▶ _What to do_
Extract every line that contains the string "JSON".

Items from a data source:

━━━━━━━━━━━━━━━━━━━━

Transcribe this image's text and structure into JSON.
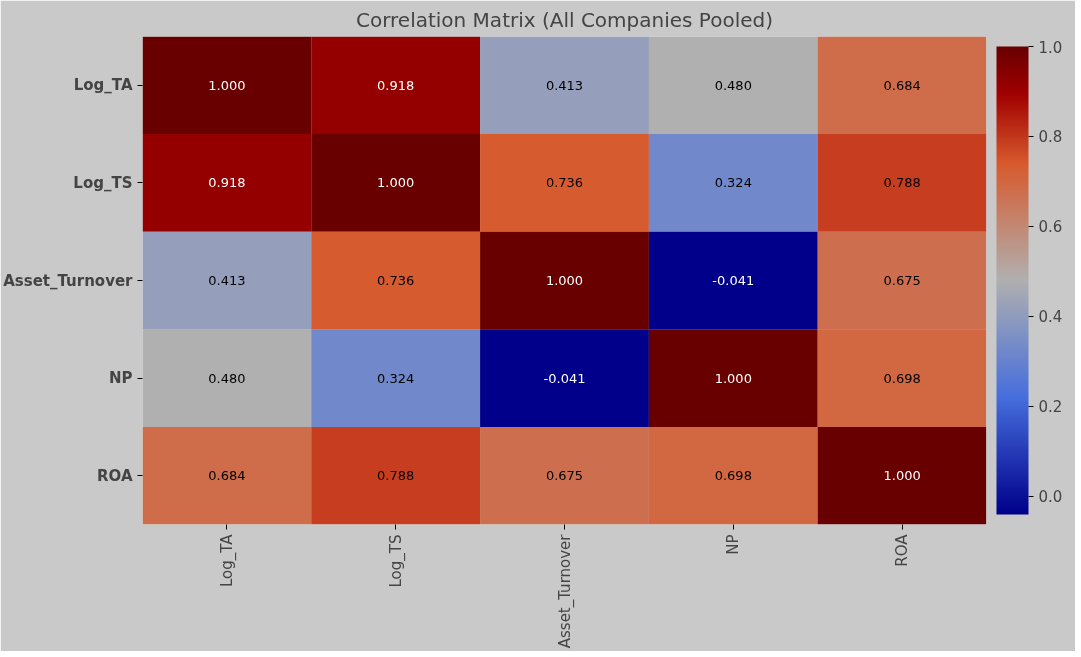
{
  "chart_data": {
    "type": "heatmap",
    "title": "Correlation Matrix (All Companies Pooled)",
    "categories": [
      "Log_TA",
      "Log_TS",
      "Asset_Turnover",
      "NP",
      "ROA"
    ],
    "y_categories": [
      "Log_TA",
      "Log_TS",
      "Asset_Turnover",
      "NP",
      "ROA"
    ],
    "cells": [
      [
        1.0,
        0.918,
        0.413,
        0.48,
        0.684
      ],
      [
        0.918,
        1.0,
        0.736,
        0.324,
        0.788
      ],
      [
        0.413,
        0.736,
        1.0,
        -0.041,
        0.675
      ],
      [
        0.48,
        0.324,
        -0.041,
        1.0,
        0.698
      ],
      [
        0.684,
        0.788,
        0.675,
        0.698,
        1.0
      ]
    ],
    "cell_labels": [
      [
        "1.000",
        "0.918",
        "0.413",
        "0.480",
        "0.684"
      ],
      [
        "0.918",
        "1.000",
        "0.736",
        "0.324",
        "0.788"
      ],
      [
        "0.413",
        "0.736",
        "1.000",
        "-0.041",
        "0.675"
      ],
      [
        "0.480",
        "0.324",
        "-0.041",
        "1.000",
        "0.698"
      ],
      [
        "0.684",
        "0.788",
        "0.675",
        "0.698",
        "1.000"
      ]
    ],
    "clim": [
      -0.041,
      1.0
    ],
    "cticks": [
      {
        "value": 0,
        "label": "0.0"
      },
      {
        "value": 0.2,
        "label": "0.2"
      },
      {
        "value": 0.4,
        "label": "0.4"
      },
      {
        "value": 0.6,
        "label": "0.6"
      },
      {
        "value": 0.8,
        "label": "0.8"
      },
      {
        "value": 1,
        "label": "1.0"
      }
    ]
  }
}
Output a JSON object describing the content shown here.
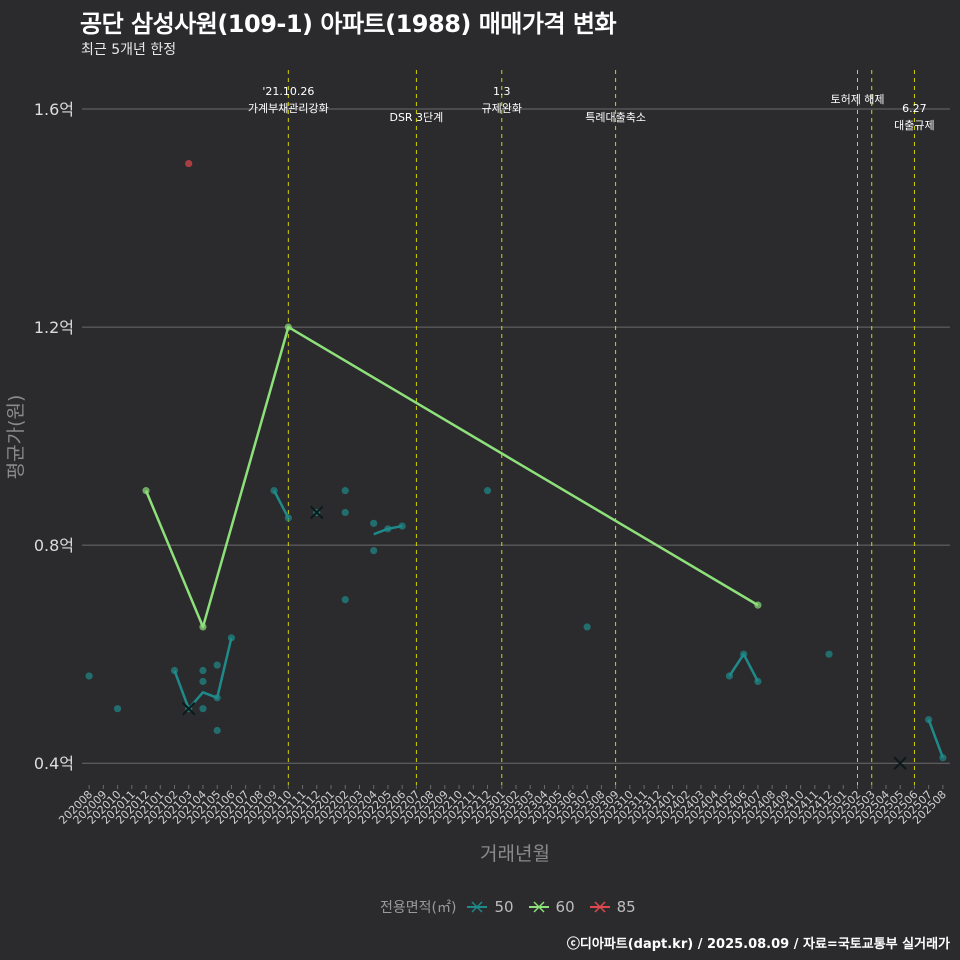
{
  "header": {
    "title": "공단 삼성사원(109-1) 아파트(1988) 매매가격 변화",
    "subtitle": "최근 5개년 한정"
  },
  "legend": {
    "title": "전용면적(㎡)",
    "items": [
      {
        "label": "50",
        "color": "#1f8a8a"
      },
      {
        "label": "60",
        "color": "#8ee07a"
      },
      {
        "label": "85",
        "color": "#e0484c"
      }
    ]
  },
  "caption": "ⓒ디아파트(dapt.kr) / 2025.08.09 / 자료=국토교통부 실거래가",
  "chart_data": {
    "type": "line",
    "title": "공단 삼성사원(109-1) 아파트(1988) 매매가격 변화",
    "xlabel": "거래년월",
    "ylabel": "평균가(원)",
    "ylim": [
      0.36,
      1.69
    ],
    "y_ticks": [
      {
        "value": 0.4,
        "label": "0.4억"
      },
      {
        "value": 0.8,
        "label": "0.8억"
      },
      {
        "value": 1.2,
        "label": "1.2억"
      },
      {
        "value": 1.6,
        "label": "1.6억"
      }
    ],
    "categories": [
      "202008",
      "202009",
      "202010",
      "202011",
      "202012",
      "202101",
      "202102",
      "202103",
      "202104",
      "202105",
      "202106",
      "202107",
      "202108",
      "202109",
      "202110",
      "202111",
      "202112",
      "202201",
      "202202",
      "202203",
      "202204",
      "202205",
      "202206",
      "202207",
      "202208",
      "202209",
      "202210",
      "202211",
      "202212",
      "202301",
      "202302",
      "202303",
      "202304",
      "202305",
      "202306",
      "202307",
      "202308",
      "202309",
      "202310",
      "202311",
      "202312",
      "202401",
      "202402",
      "202403",
      "202404",
      "202405",
      "202406",
      "202407",
      "202408",
      "202409",
      "202410",
      "202411",
      "202412",
      "202501",
      "202502",
      "202503",
      "202504",
      "202505",
      "202506",
      "202507",
      "202508"
    ],
    "grid": true,
    "legend_position": "bottom",
    "series": [
      {
        "name": "50",
        "color": "#1f8a8a",
        "lines": [
          [
            [
              "202102",
              0.57
            ],
            [
              "202103",
              0.5
            ],
            [
              "202104",
              0.53
            ],
            [
              "202105",
              0.52
            ],
            [
              "202106",
              0.63
            ]
          ],
          [
            [
              "202109",
              0.9
            ],
            [
              "202110",
              0.85
            ]
          ],
          [
            [
              "202204",
              0.82
            ],
            [
              "202205",
              0.83
            ],
            [
              "202206",
              0.835
            ]
          ],
          [
            [
              "202405",
              0.56
            ],
            [
              "202406",
              0.6
            ],
            [
              "202407",
              0.55
            ]
          ],
          [
            [
              "202507",
              0.48
            ],
            [
              "202508",
              0.41
            ]
          ]
        ],
        "points": [
          [
            "202008",
            0.56
          ],
          [
            "202010",
            0.5
          ],
          [
            "202102",
            0.57
          ],
          [
            "202103",
            0.5
          ],
          [
            "202104",
            0.57
          ],
          [
            "202104",
            0.55
          ],
          [
            "202104",
            0.5
          ],
          [
            "202105",
            0.58
          ],
          [
            "202105",
            0.52
          ],
          [
            "202105",
            0.46
          ],
          [
            "202106",
            0.63
          ],
          [
            "202109",
            0.9
          ],
          [
            "202110",
            0.85
          ],
          [
            "202112",
            0.86
          ],
          [
            "202202",
            0.9
          ],
          [
            "202202",
            0.86
          ],
          [
            "202202",
            0.7
          ],
          [
            "202204",
            0.84
          ],
          [
            "202204",
            0.79
          ],
          [
            "202205",
            0.83
          ],
          [
            "202206",
            0.835
          ],
          [
            "202212",
            0.9
          ],
          [
            "202307",
            0.65
          ],
          [
            "202405",
            0.56
          ],
          [
            "202406",
            0.6
          ],
          [
            "202407",
            0.55
          ],
          [
            "202412",
            0.6
          ],
          [
            "202507",
            0.48
          ],
          [
            "202508",
            0.41
          ]
        ],
        "x_marks": [
          [
            "202103",
            0.5
          ],
          [
            "202112",
            0.86
          ],
          [
            "202505",
            0.4
          ]
        ]
      },
      {
        "name": "60",
        "color": "#8ee07a",
        "lines": [
          [
            [
              "202012",
              0.9
            ],
            [
              "202104",
              0.65
            ],
            [
              "202110",
              1.2
            ],
            [
              "202407",
              0.69
            ]
          ]
        ],
        "points": [
          [
            "202012",
            0.9
          ],
          [
            "202104",
            0.65
          ],
          [
            "202110",
            1.2
          ],
          [
            "202407",
            0.69
          ]
        ],
        "x_marks": []
      },
      {
        "name": "85",
        "color": "#e0484c",
        "lines": [],
        "points": [
          [
            "202103",
            1.5
          ]
        ],
        "x_marks": []
      }
    ],
    "annotations": [
      {
        "x": "202110",
        "lines": [
          "'21.10.26",
          "가계부채관리강화"
        ],
        "row": 0
      },
      {
        "x": "202207",
        "lines": [
          "DSR 3단계"
        ],
        "row": 2
      },
      {
        "x": "202301",
        "lines": [
          "1.3",
          "규제완화"
        ],
        "row": 0
      },
      {
        "x": "202309",
        "lines": [
          "특례대출축소"
        ],
        "row": 2
      },
      {
        "x": "202502",
        "lines": [
          "토허제 해제"
        ],
        "row": 1
      },
      {
        "x": "202503",
        "lines": [],
        "row": 1
      },
      {
        "x": "202506",
        "lines": [
          "6.27",
          "대출규제"
        ],
        "row": 3
      }
    ]
  }
}
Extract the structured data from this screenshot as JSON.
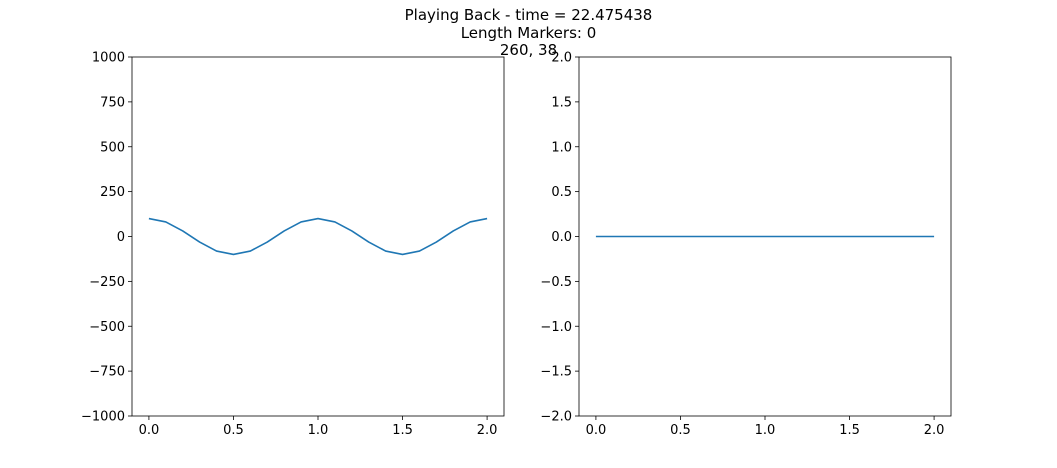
{
  "figure": {
    "title_lines": [
      "Playing Back - time = 22.475438",
      "Length Markers: 0",
      "260, 38"
    ]
  },
  "chart_data": [
    {
      "type": "line",
      "title": "",
      "xlabel": "",
      "ylabel": "",
      "xlim": [
        -0.1,
        2.1
      ],
      "ylim": [
        -1000,
        1000
      ],
      "xticks": [
        0.0,
        0.5,
        1.0,
        1.5,
        2.0
      ],
      "xtick_labels": [
        "0.0",
        "0.5",
        "1.0",
        "1.5",
        "2.0"
      ],
      "yticks": [
        -1000,
        -750,
        -500,
        -250,
        0,
        250,
        500,
        750,
        1000
      ],
      "ytick_labels": [
        "−1000",
        "−750",
        "−500",
        "−250",
        "0",
        "250",
        "500",
        "750",
        "1000"
      ],
      "grid": false,
      "series": [
        {
          "color": "#1f77b4",
          "x": [
            0.0,
            0.1,
            0.2,
            0.3,
            0.4,
            0.5,
            0.6,
            0.7,
            0.8,
            0.9,
            1.0,
            1.1,
            1.2,
            1.3,
            1.4,
            1.5,
            1.6,
            1.7,
            1.8,
            1.9,
            2.0
          ],
          "y": [
            100,
            81,
            31,
            -31,
            -81,
            -100,
            -81,
            -31,
            31,
            81,
            100,
            81,
            31,
            -31,
            -81,
            -100,
            -81,
            -31,
            31,
            81,
            100
          ]
        }
      ]
    },
    {
      "type": "line",
      "title": "",
      "xlabel": "",
      "ylabel": "",
      "xlim": [
        -0.1,
        2.1
      ],
      "ylim": [
        -2.0,
        2.0
      ],
      "xticks": [
        0.0,
        0.5,
        1.0,
        1.5,
        2.0
      ],
      "xtick_labels": [
        "0.0",
        "0.5",
        "1.0",
        "1.5",
        "2.0"
      ],
      "yticks": [
        -2.0,
        -1.5,
        -1.0,
        -0.5,
        0.0,
        0.5,
        1.0,
        1.5,
        2.0
      ],
      "ytick_labels": [
        "−2.0",
        "−1.5",
        "−1.0",
        "−0.5",
        "0.0",
        "0.5",
        "1.0",
        "1.5",
        "2.0"
      ],
      "grid": false,
      "series": [
        {
          "color": "#1f77b4",
          "x": [
            0.0,
            0.5,
            1.0,
            1.5,
            2.0
          ],
          "y": [
            0.0,
            0.0,
            0.0,
            0.0,
            0.0
          ]
        }
      ]
    }
  ]
}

━━━━━━━━━━━━━━━━━━━━

▶ _Solved exercise_
Transcribe this image's text and structure into JSON.
Output a JSON object describing the content shown here.
Extract the structured data from this screenshot as JSON.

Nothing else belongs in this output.